_MATERIAL PROVIDED_
• • • •

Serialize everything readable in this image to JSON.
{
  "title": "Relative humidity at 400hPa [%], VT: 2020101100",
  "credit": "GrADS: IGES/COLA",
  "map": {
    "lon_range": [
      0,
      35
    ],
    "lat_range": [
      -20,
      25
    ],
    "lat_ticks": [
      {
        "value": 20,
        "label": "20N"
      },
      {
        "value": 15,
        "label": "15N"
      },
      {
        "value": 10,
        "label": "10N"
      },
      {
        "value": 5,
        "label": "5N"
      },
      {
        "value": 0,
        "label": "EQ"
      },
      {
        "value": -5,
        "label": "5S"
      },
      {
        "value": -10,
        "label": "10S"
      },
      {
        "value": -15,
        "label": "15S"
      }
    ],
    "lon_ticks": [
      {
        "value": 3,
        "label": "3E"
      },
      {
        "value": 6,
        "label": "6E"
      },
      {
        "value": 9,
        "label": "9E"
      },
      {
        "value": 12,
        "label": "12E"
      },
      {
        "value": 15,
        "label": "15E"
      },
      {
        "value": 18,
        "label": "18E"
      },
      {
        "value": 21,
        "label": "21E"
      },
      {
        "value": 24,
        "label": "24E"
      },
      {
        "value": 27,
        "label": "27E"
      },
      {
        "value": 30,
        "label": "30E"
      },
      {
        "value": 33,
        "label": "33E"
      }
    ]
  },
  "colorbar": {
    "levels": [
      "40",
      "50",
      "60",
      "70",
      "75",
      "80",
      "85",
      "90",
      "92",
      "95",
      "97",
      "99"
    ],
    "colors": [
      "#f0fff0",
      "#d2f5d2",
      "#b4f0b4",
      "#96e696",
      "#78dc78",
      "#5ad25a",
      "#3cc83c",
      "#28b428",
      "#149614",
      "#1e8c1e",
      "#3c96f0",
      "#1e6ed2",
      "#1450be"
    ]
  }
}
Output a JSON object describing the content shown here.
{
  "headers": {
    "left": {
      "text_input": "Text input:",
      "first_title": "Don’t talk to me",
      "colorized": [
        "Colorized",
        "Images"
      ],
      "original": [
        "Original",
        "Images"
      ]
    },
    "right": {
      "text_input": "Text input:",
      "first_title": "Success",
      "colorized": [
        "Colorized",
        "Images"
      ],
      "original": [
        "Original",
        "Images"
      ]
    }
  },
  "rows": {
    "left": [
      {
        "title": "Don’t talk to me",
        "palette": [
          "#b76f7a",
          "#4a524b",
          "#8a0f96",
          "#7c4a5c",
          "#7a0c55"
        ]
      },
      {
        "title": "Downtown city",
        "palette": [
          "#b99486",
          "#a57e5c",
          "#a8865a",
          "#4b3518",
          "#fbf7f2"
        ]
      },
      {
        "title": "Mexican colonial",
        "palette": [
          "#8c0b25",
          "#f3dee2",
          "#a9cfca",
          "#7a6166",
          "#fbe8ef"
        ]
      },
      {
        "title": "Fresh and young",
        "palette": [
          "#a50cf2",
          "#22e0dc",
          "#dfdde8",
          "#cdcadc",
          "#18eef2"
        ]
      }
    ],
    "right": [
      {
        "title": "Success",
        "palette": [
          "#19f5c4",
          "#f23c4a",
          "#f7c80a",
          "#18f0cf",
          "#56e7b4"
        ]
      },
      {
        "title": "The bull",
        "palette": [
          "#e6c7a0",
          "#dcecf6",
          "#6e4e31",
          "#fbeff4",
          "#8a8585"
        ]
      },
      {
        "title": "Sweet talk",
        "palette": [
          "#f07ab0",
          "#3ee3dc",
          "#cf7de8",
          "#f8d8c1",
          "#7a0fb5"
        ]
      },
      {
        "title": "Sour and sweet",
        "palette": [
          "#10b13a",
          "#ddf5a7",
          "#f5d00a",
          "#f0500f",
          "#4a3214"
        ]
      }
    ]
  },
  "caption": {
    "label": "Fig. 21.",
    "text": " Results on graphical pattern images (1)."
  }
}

• • • •

Print every record above exactly as written.

_FINISHED EXERCISE_
Serialize everything readable in this image to JSON.
{
  "title": "Relative humidity at 400hPa [%], VT: 2020101100",
  "credit": "GrADS: IGES/COLA",
  "map": {
    "lon_range": [
      0,
      35
    ],
    "lat_range": [
      -20,
      25
    ],
    "lat_ticks": [
      {
        "value": 20,
        "label": "20N"
      },
      {
        "value": 15,
        "label": "15N"
      },
      {
        "value": 10,
        "label": "10N"
      },
      {
        "value": 5,
        "label": "5N"
      },
      {
        "value": 0,
        "label": "EQ"
      },
      {
        "value": -5,
        "label": "5S"
      },
      {
        "value": -10,
        "label": "10S"
      },
      {
        "value": -15,
        "label": "15S"
      }
    ],
    "lon_ticks": [
      {
        "value": 3,
        "label": "3E"
      },
      {
        "value": 6,
        "label": "6E"
      },
      {
        "value": 9,
        "label": "9E"
      },
      {
        "value": 12,
        "label": "12E"
      },
      {
        "value": 15,
        "label": "15E"
      },
      {
        "value": 18,
        "label": "18E"
      },
      {
        "value": 21,
        "label": "21E"
      },
      {
        "value": 24,
        "label": "24E"
      },
      {
        "value": 27,
        "label": "27E"
      },
      {
        "value": 30,
        "label": "30E"
      },
      {
        "value": 33,
        "label": "33E"
      }
    ]
  },
  "colorbar": {
    "levels": [
      "40",
      "50",
      "60",
      "70",
      "75",
      "80",
      "85",
      "90",
      "92",
      "95",
      "97",
      "99"
    ],
    "colors": [
      "#f0fff0",
      "#d2f5d2",
      "#b4f0b4",
      "#96e696",
      "#78dc78",
      "#5ad25a",
      "#3cc83c",
      "#28b428",
      "#149614",
      "#1e8c1e",
      "#3c96f0",
      "#1e6ed2",
      "#1450be"
    ]
  }
}
Output a JSON object describing the content shown here.
{
  "headers": {
    "left": {
      "text_input": "Text input:",
      "first_title": "Don’t talk to me",
      "colorized": [
        "Colorized",
        "Images"
      ],
      "original": [
        "Original",
        "Images"
      ]
    },
    "right": {
      "text_input": "Text input:",
      "first_title": "Success",
      "colorized": [
        "Colorized",
        "Images"
      ],
      "original": [
        "Original",
        "Images"
      ]
    }
  },
  "rows": {
    "left": [
      {
        "title": "Don’t talk to me",
        "palette": [
          "#b76f7a",
          "#4a524b",
          "#8a0f96",
          "#7c4a5c",
          "#7a0c55"
        ]
      },
      {
        "title": "Downtown city",
        "palette": [
          "#b99486",
          "#a57e5c",
          "#a8865a",
          "#4b3518",
          "#fbf7f2"
        ]
      },
      {
        "title": "Mexican colonial",
        "palette": [
          "#8c0b25",
          "#f3dee2",
          "#a9cfca",
          "#7a6166",
          "#fbe8ef"
        ]
      },
      {
        "title": "Fresh and young",
        "palette": [
          "#a50cf2",
          "#22e0dc",
          "#dfdde8",
          "#cdcadc",
          "#18eef2"
        ]
      }
    ],
    "right": [
      {
        "title": "Success",
        "palette": [
          "#19f5c4",
          "#f23c4a",
          "#f7c80a",
          "#18f0cf",
          "#56e7b4"
        ]
      },
      {
        "title": "The bull",
        "palette": [
          "#e6c7a0",
          "#dcecf6",
          "#6e4e31",
          "#fbeff4",
          "#8a8585"
        ]
      },
      {
        "title": "Sweet talk",
        "palette": [
          "#f07ab0",
          "#3ee3dc",
          "#cf7de8",
          "#f8d8c1",
          "#7a0fb5"
        ]
      },
      {
        "title": "Sour and sweet",
        "palette": [
          "#10b13a",
          "#ddf5a7",
          "#f5d00a",
          "#f0500f",
          "#4a3214"
        ]
      }
    ]
  },
  "caption": {
    "label": "Fig. 21.",
    "text": " Results on graphical pattern images (1)."
  }
}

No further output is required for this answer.